## begin

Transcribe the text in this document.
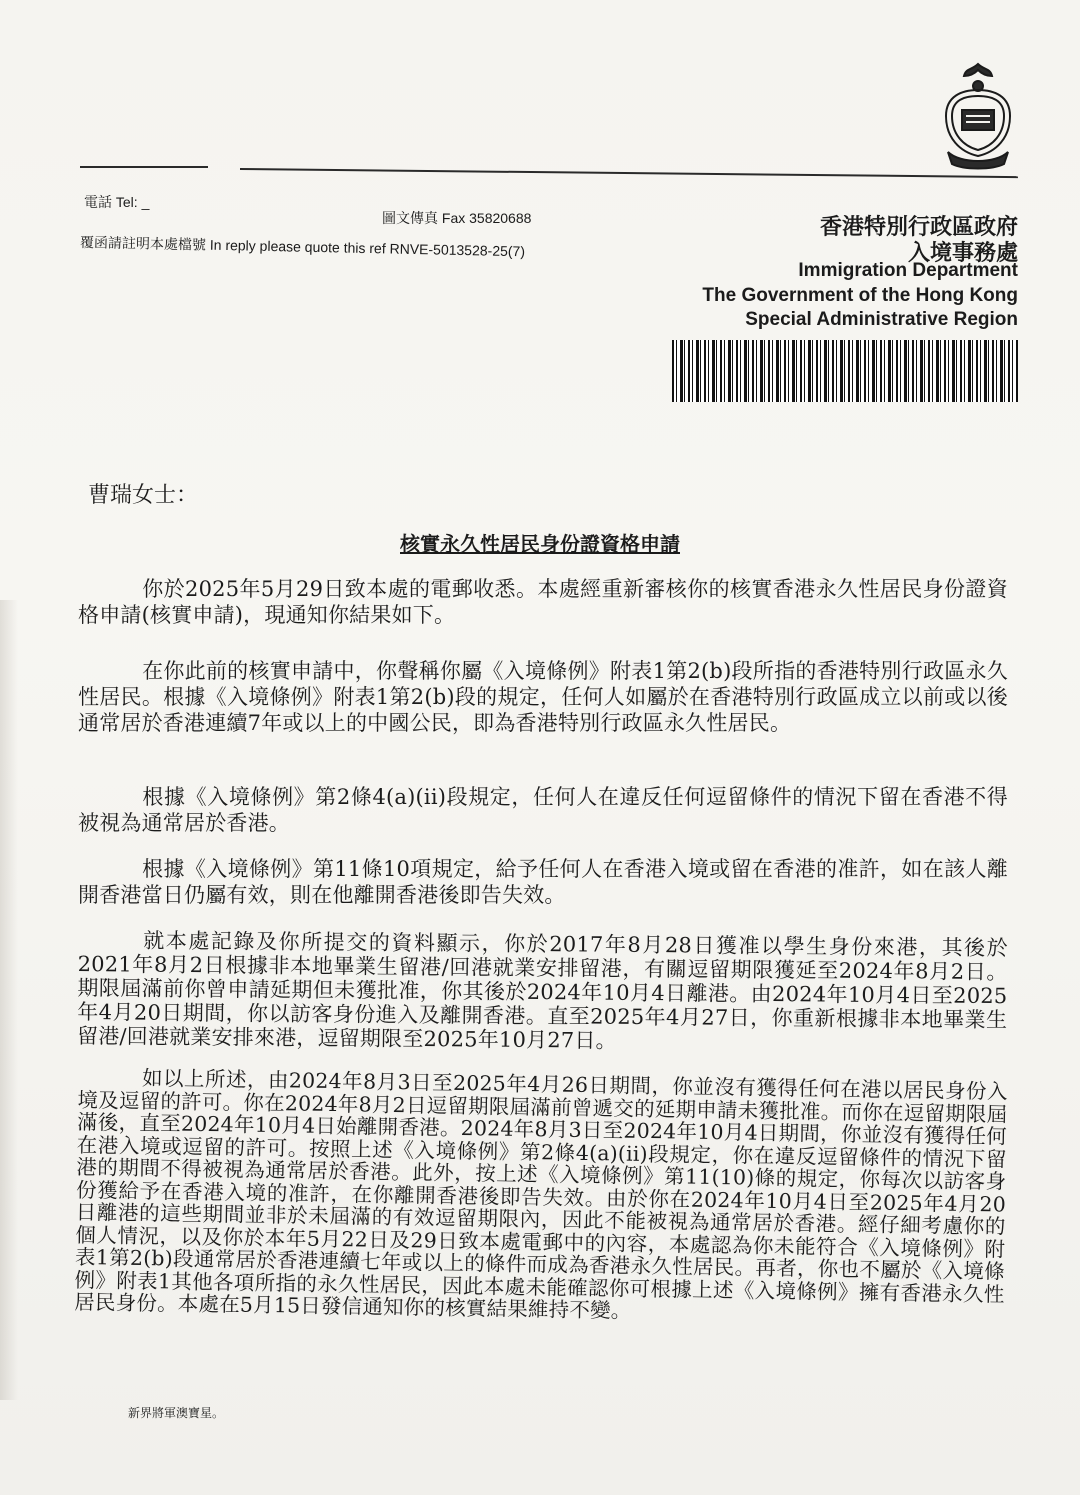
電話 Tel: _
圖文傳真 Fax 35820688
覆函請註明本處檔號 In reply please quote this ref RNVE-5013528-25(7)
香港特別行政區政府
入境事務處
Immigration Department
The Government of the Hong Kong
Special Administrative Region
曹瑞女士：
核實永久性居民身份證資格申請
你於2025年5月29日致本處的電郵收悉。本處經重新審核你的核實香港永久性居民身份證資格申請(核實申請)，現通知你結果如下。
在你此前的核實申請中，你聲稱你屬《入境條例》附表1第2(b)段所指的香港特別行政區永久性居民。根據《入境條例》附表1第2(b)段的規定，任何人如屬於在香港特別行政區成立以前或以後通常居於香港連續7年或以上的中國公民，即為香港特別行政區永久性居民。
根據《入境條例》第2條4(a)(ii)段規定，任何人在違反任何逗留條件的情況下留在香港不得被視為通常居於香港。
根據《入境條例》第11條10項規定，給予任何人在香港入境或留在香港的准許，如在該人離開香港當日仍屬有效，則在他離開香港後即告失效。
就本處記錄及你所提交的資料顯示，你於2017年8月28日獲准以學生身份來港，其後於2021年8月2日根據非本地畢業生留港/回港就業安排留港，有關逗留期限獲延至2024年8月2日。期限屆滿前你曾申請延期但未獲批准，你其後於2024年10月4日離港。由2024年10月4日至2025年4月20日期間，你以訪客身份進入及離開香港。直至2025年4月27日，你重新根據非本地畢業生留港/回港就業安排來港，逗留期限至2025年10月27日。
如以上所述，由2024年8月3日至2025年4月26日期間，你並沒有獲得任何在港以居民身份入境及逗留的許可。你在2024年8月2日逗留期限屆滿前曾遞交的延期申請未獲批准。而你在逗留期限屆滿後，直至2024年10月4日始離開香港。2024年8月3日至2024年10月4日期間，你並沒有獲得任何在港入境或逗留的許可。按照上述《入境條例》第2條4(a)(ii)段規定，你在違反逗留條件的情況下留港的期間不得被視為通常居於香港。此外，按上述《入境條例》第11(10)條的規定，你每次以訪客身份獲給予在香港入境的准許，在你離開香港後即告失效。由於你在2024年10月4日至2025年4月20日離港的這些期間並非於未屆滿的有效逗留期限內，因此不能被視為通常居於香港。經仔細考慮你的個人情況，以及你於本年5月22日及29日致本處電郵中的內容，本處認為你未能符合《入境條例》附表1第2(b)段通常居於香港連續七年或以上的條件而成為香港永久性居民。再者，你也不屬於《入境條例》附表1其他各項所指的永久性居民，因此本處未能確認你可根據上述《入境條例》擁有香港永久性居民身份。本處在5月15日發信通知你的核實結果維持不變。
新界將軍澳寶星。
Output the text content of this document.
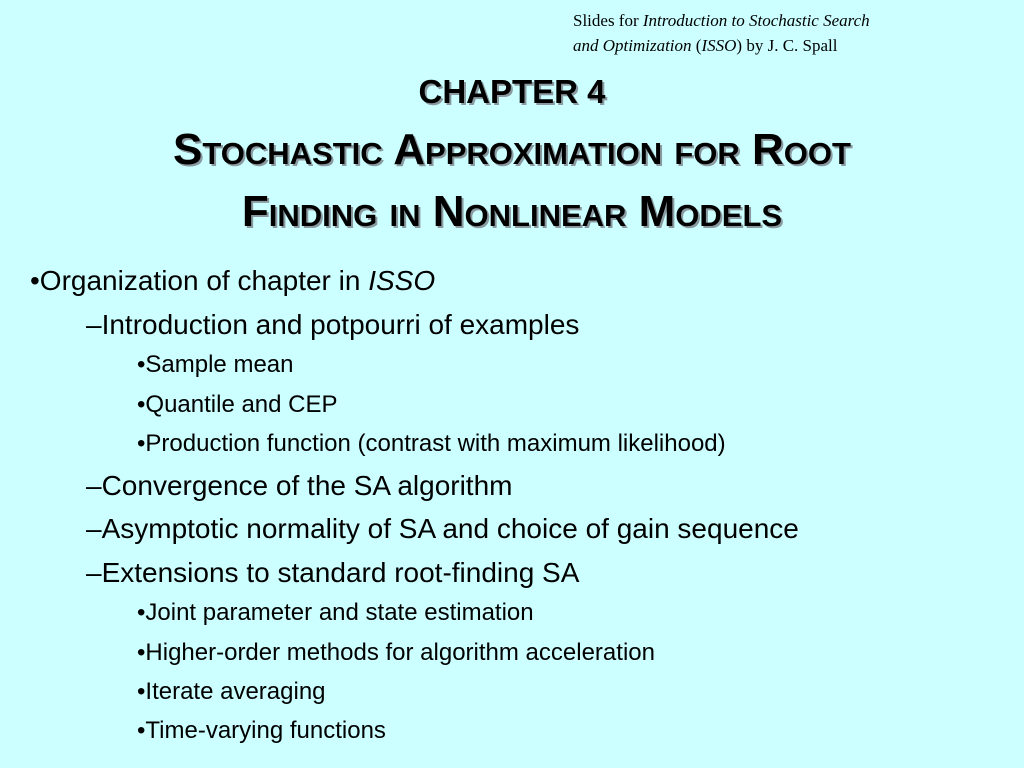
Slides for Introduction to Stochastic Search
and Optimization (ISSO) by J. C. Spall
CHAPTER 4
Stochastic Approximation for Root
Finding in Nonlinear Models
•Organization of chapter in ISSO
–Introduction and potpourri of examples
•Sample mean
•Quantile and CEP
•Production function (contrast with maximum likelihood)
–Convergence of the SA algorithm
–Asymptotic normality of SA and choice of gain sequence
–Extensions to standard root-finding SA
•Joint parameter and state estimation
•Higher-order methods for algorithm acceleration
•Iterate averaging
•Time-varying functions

## end
## begin

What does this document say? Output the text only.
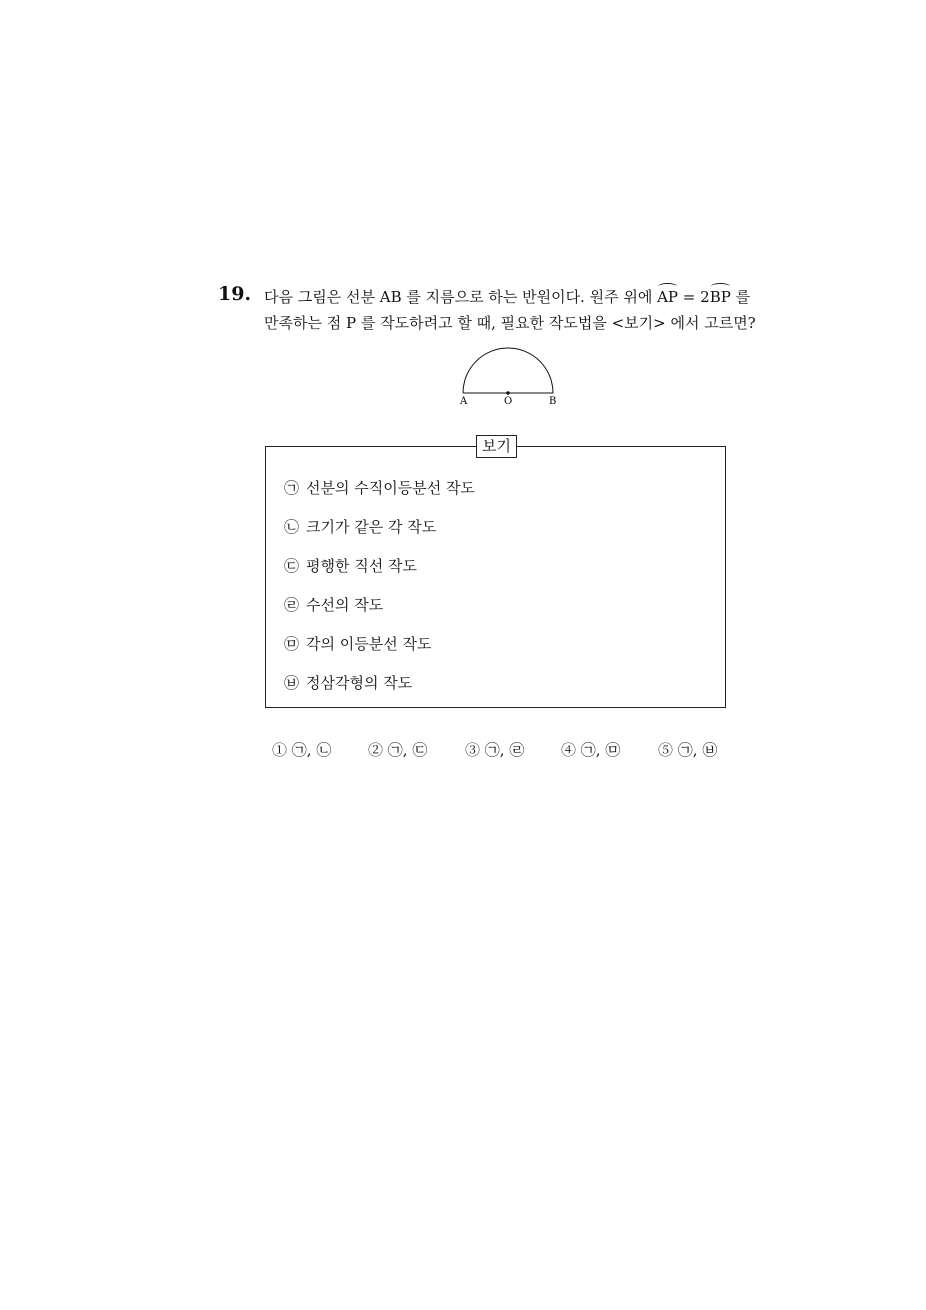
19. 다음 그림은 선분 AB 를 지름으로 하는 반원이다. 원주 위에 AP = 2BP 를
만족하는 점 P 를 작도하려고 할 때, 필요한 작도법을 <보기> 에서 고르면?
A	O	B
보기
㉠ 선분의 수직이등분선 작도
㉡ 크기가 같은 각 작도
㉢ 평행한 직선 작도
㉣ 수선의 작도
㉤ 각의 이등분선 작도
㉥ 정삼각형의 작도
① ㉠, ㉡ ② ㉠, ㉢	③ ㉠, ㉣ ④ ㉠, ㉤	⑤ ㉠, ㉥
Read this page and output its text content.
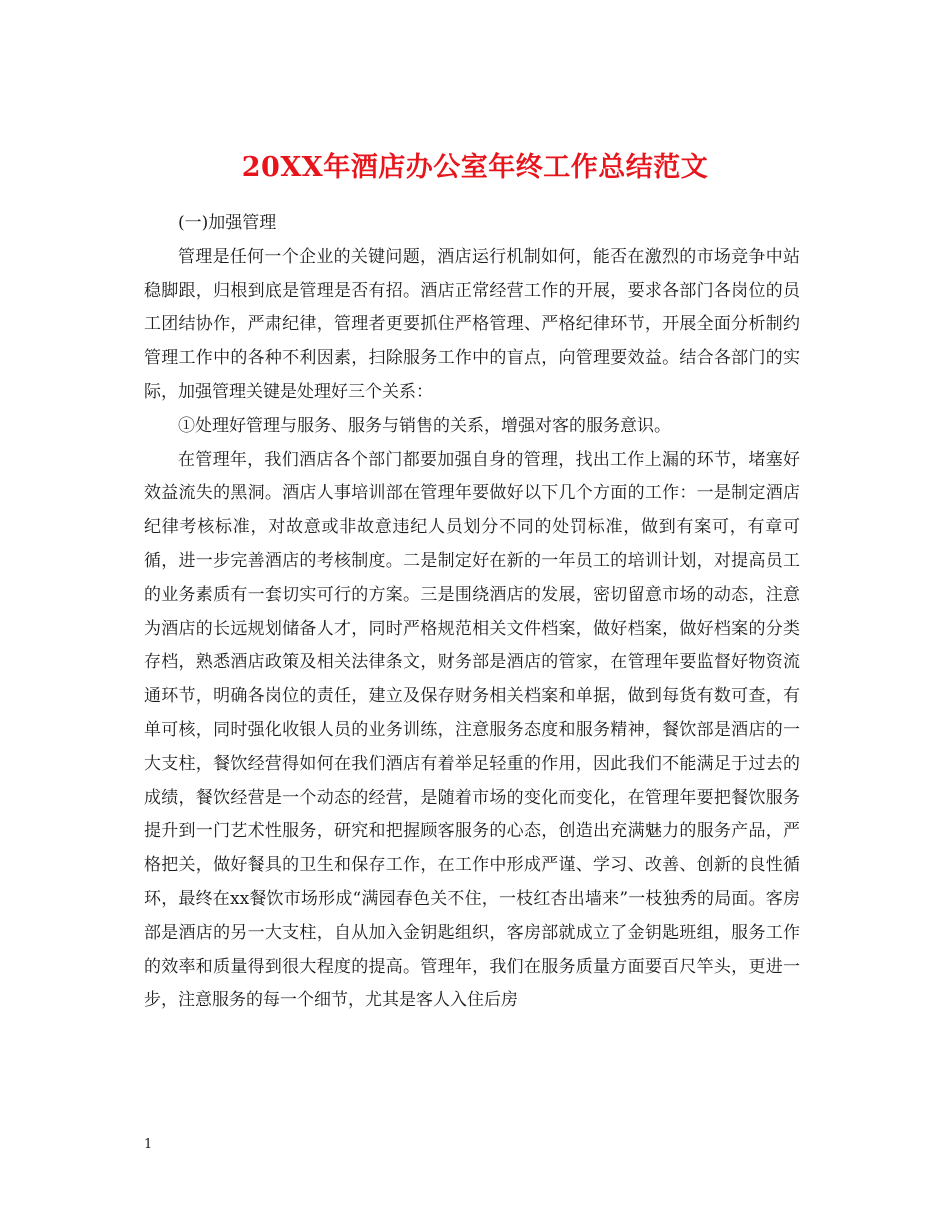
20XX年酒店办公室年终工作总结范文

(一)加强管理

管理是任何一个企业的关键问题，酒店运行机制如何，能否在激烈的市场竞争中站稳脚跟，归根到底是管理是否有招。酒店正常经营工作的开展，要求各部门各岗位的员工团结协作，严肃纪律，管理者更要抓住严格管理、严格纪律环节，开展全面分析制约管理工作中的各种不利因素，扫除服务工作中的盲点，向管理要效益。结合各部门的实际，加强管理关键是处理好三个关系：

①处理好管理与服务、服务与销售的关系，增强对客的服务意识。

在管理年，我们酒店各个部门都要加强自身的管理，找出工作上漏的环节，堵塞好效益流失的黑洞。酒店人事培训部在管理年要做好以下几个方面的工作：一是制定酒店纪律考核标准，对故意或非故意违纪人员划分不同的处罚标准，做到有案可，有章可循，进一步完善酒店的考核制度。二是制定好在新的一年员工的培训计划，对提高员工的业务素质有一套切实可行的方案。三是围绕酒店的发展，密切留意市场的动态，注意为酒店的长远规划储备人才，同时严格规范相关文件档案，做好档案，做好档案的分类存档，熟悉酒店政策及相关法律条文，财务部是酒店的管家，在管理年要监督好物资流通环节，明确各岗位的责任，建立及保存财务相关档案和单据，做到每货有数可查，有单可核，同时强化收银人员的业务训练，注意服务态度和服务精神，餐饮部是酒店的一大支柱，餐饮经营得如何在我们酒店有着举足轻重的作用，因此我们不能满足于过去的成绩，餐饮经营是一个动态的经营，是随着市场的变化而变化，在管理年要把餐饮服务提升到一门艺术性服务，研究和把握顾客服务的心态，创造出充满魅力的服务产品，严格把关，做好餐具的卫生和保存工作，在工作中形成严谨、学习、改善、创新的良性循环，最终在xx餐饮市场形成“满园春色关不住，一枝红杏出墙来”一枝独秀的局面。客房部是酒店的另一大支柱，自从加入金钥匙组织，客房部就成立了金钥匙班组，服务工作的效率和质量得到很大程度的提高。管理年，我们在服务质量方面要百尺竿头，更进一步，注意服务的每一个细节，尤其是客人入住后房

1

## end

Copy every line from the entries that contains the word "text".

#### Worked answer
Transcribe the text in this document.
Output the text content of this document.
What does this document say? Output the text only.
Read this page and output its text content.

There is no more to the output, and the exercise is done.